* Start Supplied records *

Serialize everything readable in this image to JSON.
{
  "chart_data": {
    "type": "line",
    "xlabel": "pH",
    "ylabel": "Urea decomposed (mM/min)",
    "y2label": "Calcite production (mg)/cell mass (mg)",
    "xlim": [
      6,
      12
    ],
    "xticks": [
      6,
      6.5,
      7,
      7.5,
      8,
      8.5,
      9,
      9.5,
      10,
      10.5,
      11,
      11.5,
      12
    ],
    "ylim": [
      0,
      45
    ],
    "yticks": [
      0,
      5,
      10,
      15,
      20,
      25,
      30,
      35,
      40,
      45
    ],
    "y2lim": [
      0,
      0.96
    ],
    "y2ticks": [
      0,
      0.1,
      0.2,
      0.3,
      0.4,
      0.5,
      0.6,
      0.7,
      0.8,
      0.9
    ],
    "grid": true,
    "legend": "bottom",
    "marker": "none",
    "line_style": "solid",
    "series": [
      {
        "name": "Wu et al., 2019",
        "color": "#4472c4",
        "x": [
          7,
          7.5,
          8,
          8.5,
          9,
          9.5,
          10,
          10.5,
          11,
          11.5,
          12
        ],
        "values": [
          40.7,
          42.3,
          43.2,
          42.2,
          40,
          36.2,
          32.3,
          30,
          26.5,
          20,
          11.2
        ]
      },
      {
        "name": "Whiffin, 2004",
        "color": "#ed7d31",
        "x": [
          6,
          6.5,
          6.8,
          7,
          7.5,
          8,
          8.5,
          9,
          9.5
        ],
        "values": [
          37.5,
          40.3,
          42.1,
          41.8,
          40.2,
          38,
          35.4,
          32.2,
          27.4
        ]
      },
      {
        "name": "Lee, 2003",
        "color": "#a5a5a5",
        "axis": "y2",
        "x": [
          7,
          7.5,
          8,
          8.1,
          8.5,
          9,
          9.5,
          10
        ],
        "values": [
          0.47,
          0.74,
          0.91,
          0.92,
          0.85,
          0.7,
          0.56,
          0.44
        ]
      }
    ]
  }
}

* End Supplied records *

What to work on.
Filter the records above for lines containing the word "name", and copy those lines.

Full response.
        "name": "Wu et al., 2019",
        "name": "Whiffin, 2004",
        "name": "Lee, 2003",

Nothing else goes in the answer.